- [Exercise]:
Gather all lines with the word "Bulk" in them.

- [Task data]:
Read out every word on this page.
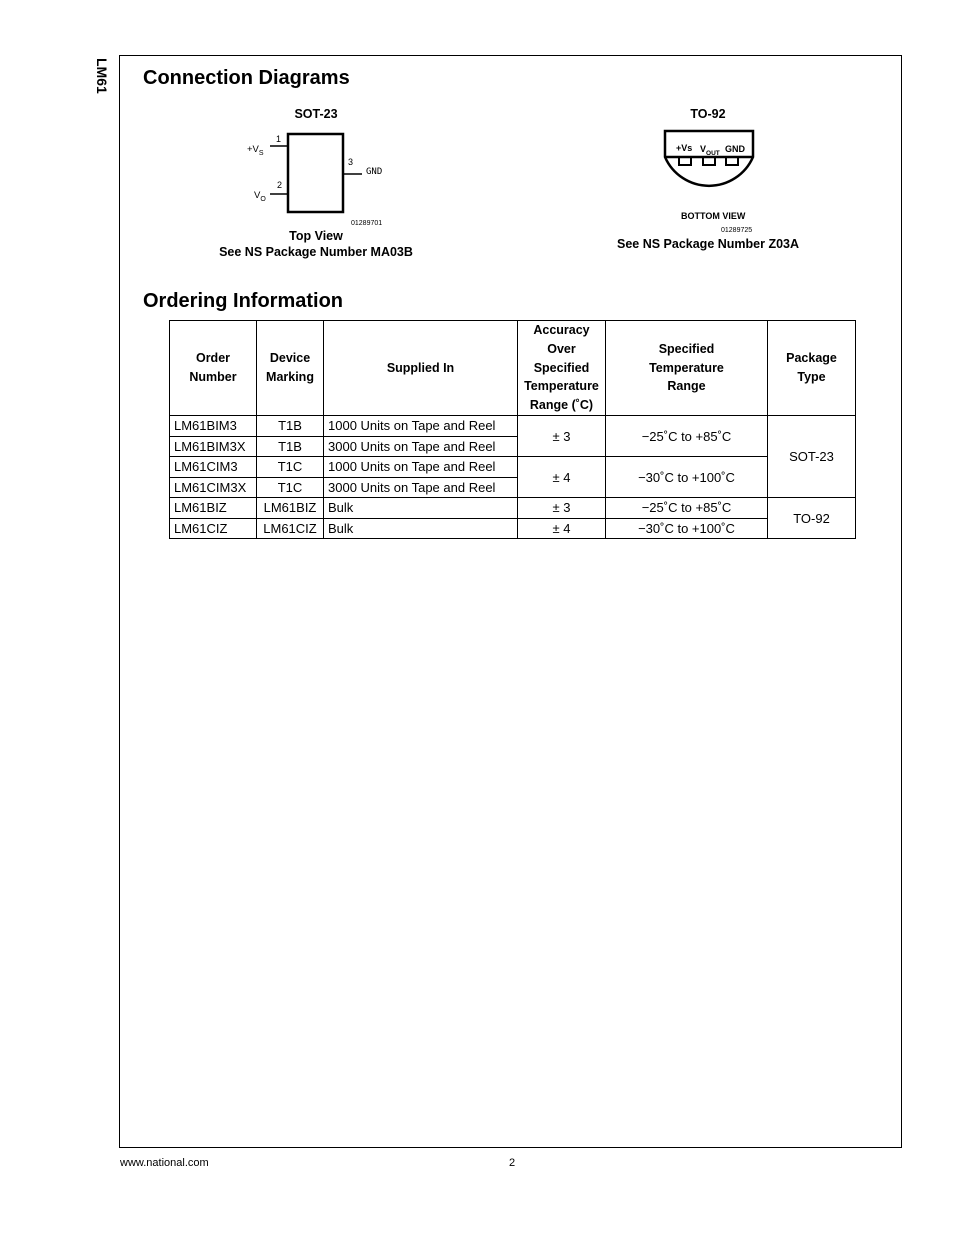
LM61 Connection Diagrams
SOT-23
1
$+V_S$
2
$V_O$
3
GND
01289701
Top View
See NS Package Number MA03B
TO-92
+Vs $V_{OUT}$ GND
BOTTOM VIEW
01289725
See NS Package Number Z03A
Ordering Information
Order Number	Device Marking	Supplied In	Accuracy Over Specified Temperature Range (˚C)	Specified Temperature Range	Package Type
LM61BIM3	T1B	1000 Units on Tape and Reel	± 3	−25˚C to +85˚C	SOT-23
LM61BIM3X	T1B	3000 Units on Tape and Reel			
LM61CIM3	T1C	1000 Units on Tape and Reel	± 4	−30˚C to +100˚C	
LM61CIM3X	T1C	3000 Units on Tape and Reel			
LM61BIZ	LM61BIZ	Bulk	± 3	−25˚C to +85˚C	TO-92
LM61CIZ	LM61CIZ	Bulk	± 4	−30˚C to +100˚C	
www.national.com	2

- [Task answer]:
LM61BIZ	LM61BIZ	Bulk	± 3	−25˚C to +85˚C	TO-92
LM61CIZ	LM61CIZ	Bulk	± 4	−30˚C to +100˚C	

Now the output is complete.